- **Task to complete**
From the entries below, copy every line where the string "similar" appears.

- **Extracted records**
--- START ---
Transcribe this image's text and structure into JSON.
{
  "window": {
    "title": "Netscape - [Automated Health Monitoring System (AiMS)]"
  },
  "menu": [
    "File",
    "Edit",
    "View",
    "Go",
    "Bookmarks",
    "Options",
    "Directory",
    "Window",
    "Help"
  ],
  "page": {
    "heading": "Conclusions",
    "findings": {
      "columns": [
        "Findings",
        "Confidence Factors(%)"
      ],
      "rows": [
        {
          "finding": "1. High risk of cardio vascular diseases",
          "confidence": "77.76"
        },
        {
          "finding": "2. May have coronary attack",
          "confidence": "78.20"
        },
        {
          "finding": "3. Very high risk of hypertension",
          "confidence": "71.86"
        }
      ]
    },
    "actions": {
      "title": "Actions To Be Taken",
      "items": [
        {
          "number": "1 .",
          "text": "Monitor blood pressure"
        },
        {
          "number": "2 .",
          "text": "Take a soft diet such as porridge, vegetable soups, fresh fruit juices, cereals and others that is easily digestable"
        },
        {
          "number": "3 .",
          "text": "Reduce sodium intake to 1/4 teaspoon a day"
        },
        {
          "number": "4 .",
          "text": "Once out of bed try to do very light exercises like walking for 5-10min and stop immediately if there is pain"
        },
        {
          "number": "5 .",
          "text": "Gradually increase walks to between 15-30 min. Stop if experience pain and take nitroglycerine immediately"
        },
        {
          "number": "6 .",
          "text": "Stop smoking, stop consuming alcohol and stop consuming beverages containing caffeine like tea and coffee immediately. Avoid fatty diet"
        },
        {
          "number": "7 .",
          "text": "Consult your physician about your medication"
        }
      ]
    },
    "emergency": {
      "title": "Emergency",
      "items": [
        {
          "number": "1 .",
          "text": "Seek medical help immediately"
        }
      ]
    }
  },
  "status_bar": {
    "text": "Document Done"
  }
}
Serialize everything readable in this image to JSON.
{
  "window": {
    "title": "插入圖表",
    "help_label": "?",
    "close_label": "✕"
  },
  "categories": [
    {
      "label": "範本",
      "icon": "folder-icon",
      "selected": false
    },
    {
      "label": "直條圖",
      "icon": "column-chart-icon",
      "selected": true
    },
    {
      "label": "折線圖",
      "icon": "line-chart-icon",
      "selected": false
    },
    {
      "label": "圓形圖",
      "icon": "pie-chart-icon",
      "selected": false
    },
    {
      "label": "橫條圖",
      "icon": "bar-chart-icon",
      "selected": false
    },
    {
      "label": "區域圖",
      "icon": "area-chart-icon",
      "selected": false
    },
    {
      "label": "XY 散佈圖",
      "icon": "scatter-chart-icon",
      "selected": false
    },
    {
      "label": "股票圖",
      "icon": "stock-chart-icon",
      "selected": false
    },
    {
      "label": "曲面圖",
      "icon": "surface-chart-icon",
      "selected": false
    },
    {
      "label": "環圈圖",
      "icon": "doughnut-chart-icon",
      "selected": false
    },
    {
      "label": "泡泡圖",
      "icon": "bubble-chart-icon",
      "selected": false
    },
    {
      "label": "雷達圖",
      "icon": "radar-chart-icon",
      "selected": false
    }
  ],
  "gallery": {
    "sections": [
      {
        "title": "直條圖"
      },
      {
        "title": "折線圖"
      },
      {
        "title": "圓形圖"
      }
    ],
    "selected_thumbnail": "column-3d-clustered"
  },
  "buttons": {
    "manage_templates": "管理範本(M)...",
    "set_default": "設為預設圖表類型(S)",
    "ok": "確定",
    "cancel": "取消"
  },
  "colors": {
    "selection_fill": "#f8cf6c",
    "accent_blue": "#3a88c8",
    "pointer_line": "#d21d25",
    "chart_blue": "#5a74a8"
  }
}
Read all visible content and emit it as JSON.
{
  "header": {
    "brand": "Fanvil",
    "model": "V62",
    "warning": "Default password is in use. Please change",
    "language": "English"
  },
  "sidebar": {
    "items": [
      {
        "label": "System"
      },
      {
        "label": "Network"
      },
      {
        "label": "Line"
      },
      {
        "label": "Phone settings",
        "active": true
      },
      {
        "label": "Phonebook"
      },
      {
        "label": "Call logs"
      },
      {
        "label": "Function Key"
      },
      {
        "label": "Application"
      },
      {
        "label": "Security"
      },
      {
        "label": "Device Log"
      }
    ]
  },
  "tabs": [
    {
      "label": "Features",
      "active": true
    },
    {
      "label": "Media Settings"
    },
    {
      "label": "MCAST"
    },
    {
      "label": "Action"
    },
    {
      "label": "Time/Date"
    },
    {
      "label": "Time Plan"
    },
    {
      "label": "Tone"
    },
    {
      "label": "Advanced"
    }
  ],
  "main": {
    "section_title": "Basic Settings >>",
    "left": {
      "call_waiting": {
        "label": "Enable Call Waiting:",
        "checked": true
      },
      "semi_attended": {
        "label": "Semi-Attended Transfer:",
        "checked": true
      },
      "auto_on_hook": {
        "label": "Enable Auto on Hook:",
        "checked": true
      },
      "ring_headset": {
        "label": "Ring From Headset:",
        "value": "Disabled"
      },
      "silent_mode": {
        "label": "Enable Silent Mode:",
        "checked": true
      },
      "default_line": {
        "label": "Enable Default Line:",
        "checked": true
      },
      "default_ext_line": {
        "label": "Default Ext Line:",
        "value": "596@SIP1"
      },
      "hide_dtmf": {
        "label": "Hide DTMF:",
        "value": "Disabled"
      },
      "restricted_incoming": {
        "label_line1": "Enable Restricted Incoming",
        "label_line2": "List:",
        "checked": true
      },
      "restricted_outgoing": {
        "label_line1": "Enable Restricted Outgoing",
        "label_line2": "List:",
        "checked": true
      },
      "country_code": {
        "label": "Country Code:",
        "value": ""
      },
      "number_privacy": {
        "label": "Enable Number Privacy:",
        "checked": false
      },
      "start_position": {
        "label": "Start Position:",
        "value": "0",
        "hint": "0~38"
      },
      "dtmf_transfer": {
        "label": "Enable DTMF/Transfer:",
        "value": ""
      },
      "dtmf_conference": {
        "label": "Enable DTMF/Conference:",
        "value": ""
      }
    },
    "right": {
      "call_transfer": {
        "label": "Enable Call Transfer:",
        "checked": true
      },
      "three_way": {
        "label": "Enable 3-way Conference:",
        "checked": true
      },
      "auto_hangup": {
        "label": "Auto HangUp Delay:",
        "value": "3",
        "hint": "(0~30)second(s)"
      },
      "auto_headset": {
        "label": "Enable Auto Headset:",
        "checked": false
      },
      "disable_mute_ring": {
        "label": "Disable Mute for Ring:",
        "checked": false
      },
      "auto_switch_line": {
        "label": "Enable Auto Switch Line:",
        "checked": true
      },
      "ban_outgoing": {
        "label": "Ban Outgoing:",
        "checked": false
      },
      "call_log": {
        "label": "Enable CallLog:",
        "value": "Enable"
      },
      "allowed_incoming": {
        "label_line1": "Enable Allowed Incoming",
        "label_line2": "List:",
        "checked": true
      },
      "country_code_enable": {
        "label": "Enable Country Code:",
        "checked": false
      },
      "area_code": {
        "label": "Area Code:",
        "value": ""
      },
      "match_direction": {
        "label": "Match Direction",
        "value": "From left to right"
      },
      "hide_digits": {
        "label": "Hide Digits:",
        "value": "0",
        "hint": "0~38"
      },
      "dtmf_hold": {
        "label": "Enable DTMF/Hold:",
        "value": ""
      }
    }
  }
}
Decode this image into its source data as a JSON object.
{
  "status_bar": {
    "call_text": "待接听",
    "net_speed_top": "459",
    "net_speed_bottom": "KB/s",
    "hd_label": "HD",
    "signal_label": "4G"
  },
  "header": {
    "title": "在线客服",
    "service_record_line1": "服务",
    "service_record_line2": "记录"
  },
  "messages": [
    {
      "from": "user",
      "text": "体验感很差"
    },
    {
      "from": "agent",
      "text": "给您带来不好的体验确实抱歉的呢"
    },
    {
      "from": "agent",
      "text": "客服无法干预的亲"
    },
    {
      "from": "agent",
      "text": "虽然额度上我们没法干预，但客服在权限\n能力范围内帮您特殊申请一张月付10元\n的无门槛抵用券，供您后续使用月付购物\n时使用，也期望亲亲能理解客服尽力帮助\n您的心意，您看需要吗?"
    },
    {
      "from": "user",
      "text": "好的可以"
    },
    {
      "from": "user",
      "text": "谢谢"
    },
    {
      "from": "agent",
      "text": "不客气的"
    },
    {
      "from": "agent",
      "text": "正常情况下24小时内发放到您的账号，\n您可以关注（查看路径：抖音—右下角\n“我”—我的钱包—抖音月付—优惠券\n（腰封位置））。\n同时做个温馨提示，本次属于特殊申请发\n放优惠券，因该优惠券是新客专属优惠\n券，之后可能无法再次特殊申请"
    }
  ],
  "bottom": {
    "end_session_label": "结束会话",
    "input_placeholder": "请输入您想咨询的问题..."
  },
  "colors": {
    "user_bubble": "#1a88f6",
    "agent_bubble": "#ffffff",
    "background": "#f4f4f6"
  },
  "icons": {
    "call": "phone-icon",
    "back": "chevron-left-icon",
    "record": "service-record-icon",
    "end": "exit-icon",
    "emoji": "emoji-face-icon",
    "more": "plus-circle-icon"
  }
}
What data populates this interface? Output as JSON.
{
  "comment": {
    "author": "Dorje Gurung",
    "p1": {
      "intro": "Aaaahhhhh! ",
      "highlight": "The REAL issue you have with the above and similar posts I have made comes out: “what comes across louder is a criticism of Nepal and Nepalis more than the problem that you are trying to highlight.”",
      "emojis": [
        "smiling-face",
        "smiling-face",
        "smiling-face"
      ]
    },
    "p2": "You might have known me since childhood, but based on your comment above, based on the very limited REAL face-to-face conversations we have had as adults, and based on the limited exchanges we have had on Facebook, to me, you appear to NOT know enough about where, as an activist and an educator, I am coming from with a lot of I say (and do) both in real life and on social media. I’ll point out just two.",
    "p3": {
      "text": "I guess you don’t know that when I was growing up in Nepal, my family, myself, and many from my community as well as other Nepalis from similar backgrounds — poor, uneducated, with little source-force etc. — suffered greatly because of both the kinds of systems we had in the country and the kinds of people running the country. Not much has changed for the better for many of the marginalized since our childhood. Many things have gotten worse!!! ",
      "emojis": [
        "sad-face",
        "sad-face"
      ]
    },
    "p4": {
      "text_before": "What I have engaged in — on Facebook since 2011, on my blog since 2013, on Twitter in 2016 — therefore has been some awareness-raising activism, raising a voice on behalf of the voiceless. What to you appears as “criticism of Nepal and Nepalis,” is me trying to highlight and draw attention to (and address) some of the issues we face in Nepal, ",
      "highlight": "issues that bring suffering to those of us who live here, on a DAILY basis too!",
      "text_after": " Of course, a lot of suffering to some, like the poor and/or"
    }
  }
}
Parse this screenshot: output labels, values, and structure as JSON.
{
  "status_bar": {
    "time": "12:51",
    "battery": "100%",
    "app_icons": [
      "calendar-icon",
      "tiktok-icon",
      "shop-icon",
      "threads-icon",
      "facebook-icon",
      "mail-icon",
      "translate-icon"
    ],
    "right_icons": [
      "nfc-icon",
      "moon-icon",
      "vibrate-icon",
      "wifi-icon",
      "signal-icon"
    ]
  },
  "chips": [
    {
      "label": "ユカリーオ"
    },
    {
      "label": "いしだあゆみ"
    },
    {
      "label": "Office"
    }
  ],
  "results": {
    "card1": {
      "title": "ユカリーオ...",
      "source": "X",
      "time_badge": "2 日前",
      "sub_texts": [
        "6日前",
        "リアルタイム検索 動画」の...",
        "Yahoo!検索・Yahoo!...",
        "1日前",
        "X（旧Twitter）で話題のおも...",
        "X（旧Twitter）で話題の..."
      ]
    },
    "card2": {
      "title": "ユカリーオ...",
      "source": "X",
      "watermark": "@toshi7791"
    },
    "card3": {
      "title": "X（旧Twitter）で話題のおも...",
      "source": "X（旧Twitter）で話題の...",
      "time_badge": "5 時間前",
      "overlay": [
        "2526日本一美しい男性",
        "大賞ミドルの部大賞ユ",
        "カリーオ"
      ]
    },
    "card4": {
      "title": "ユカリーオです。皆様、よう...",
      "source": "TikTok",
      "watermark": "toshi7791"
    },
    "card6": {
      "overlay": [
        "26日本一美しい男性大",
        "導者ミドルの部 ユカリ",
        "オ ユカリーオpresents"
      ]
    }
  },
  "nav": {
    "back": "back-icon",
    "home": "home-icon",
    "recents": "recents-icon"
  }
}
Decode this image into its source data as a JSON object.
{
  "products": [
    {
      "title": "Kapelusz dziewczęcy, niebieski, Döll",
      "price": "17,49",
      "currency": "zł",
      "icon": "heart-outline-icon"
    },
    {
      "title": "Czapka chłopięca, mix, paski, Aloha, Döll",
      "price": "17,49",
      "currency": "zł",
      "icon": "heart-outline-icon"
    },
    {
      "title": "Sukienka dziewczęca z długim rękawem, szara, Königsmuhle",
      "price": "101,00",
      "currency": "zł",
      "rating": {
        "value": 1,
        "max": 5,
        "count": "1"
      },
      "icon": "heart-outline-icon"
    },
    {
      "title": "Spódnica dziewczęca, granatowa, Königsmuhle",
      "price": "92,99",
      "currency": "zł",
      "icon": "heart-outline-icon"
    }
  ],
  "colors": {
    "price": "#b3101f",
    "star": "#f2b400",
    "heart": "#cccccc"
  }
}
--- END ---
- **Final result**
      "highlight": "The REAL issue you have with the above and similar posts I have made comes out: “what comes across louder is a criticism of Nepal and Nepalis more than the problem that you are trying to highlight.”",
      "text": "I guess you don’t know that when I was growing up in Nepal, my family, myself, and many from my community as well as other Nepalis from similar backgrounds — poor, uneducated, with little source-force etc. — suffered greatly because of both the kinds of systems we had in the country and the kinds of people running the country. Not much has changed for the better for many of the marginalized since our childhood. Many things have gotten worse!!! ",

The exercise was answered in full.